**Data entries**
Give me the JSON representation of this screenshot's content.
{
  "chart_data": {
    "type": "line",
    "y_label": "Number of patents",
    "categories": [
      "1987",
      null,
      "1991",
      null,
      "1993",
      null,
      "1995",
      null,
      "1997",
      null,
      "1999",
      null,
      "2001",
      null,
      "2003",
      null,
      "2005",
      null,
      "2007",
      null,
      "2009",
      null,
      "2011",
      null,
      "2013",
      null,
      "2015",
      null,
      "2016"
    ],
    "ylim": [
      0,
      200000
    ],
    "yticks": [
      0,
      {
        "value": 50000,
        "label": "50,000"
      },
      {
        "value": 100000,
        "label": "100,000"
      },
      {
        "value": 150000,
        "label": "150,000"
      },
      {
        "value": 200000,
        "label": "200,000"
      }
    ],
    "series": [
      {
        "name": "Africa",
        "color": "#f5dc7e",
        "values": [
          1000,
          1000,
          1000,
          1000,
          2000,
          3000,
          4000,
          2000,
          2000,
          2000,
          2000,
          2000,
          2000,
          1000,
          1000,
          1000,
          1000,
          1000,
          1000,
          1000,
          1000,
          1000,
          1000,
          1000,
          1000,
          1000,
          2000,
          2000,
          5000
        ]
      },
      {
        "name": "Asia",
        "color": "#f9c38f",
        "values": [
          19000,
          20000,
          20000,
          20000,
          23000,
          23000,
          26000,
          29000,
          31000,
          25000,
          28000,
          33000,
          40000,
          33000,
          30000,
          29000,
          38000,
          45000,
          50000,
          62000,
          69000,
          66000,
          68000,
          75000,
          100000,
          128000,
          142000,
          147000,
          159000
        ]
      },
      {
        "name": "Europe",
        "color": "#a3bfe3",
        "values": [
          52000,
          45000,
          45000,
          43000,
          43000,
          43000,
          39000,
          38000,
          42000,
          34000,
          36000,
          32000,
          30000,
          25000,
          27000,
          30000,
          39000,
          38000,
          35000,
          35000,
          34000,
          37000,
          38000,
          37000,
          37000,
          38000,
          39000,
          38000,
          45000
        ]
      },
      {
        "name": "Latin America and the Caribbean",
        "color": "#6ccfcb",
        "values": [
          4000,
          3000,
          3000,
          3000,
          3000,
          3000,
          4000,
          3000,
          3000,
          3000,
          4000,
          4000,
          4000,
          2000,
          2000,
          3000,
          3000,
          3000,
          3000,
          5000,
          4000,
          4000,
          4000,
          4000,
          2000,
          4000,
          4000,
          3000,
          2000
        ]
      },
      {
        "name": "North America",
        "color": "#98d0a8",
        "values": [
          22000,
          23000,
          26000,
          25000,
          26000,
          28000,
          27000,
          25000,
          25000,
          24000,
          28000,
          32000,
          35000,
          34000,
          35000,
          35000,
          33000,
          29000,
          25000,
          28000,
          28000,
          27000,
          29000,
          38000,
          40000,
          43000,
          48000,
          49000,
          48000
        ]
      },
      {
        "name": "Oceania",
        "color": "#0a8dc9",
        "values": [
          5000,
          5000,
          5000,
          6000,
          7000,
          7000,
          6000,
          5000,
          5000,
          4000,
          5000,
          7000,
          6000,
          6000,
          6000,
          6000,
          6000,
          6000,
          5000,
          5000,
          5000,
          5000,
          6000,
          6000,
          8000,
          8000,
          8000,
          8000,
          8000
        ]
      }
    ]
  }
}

**Job**
Please restate the records in full, word for word.

**Solution for this task**
Give me the JSON representation of this screenshot's content.
{
  "chart_data": {
    "type": "line",
    "y_label": "Number of patents",
    "categories": [
      "1987",
      null,
      "1991",
      null,
      "1993",
      null,
      "1995",
      null,
      "1997",
      null,
      "1999",
      null,
      "2001",
      null,
      "2003",
      null,
      "2005",
      null,
      "2007",
      null,
      "2009",
      null,
      "2011",
      null,
      "2013",
      null,
      "2015",
      null,
      "2016"
    ],
    "ylim": [
      0,
      200000
    ],
    "yticks": [
      0,
      {
        "value": 50000,
        "label": "50,000"
      },
      {
        "value": 100000,
        "label": "100,000"
      },
      {
        "value": 150000,
        "label": "150,000"
      },
      {
        "value": 200000,
        "label": "200,000"
      }
    ],
    "series": [
      {
        "name": "Africa",
        "color": "#f5dc7e",
        "values": [
          1000,
          1000,
          1000,
          1000,
          2000,
          3000,
          4000,
          2000,
          2000,
          2000,
          2000,
          2000,
          2000,
          1000,
          1000,
          1000,
          1000,
          1000,
          1000,
          1000,
          1000,
          1000,
          1000,
          1000,
          1000,
          1000,
          2000,
          2000,
          5000
        ]
      },
      {
        "name": "Asia",
        "color": "#f9c38f",
        "values": [
          19000,
          20000,
          20000,
          20000,
          23000,
          23000,
          26000,
          29000,
          31000,
          25000,
          28000,
          33000,
          40000,
          33000,
          30000,
          29000,
          38000,
          45000,
          50000,
          62000,
          69000,
          66000,
          68000,
          75000,
          100000,
          128000,
          142000,
          147000,
          159000
        ]
      },
      {
        "name": "Europe",
        "color": "#a3bfe3",
        "values": [
          52000,
          45000,
          45000,
          43000,
          43000,
          43000,
          39000,
          38000,
          42000,
          34000,
          36000,
          32000,
          30000,
          25000,
          27000,
          30000,
          39000,
          38000,
          35000,
          35000,
          34000,
          37000,
          38000,
          37000,
          37000,
          38000,
          39000,
          38000,
          45000
        ]
      },
      {
        "name": "Latin America and the Caribbean",
        "color": "#6ccfcb",
        "values": [
          4000,
          3000,
          3000,
          3000,
          3000,
          3000,
          4000,
          3000,
          3000,
          3000,
          4000,
          4000,
          4000,
          2000,
          2000,
          3000,
          3000,
          3000,
          3000,
          5000,
          4000,
          4000,
          4000,
          4000,
          2000,
          4000,
          4000,
          3000,
          2000
        ]
      },
      {
        "name": "North America",
        "color": "#98d0a8",
        "values": [
          22000,
          23000,
          26000,
          25000,
          26000,
          28000,
          27000,
          25000,
          25000,
          24000,
          28000,
          32000,
          35000,
          34000,
          35000,
          35000,
          33000,
          29000,
          25000,
          28000,
          28000,
          27000,
          29000,
          38000,
          40000,
          43000,
          48000,
          49000,
          48000
        ]
      },
      {
        "name": "Oceania",
        "color": "#0a8dc9",
        "values": [
          5000,
          5000,
          5000,
          6000,
          7000,
          7000,
          6000,
          5000,
          5000,
          4000,
          5000,
          7000,
          6000,
          6000,
          6000,
          6000,
          6000,
          6000,
          5000,
          5000,
          5000,
          5000,
          6000,
          6000,
          8000,
          8000,
          8000,
          8000,
          8000
        ]
      }
    ]
  }
}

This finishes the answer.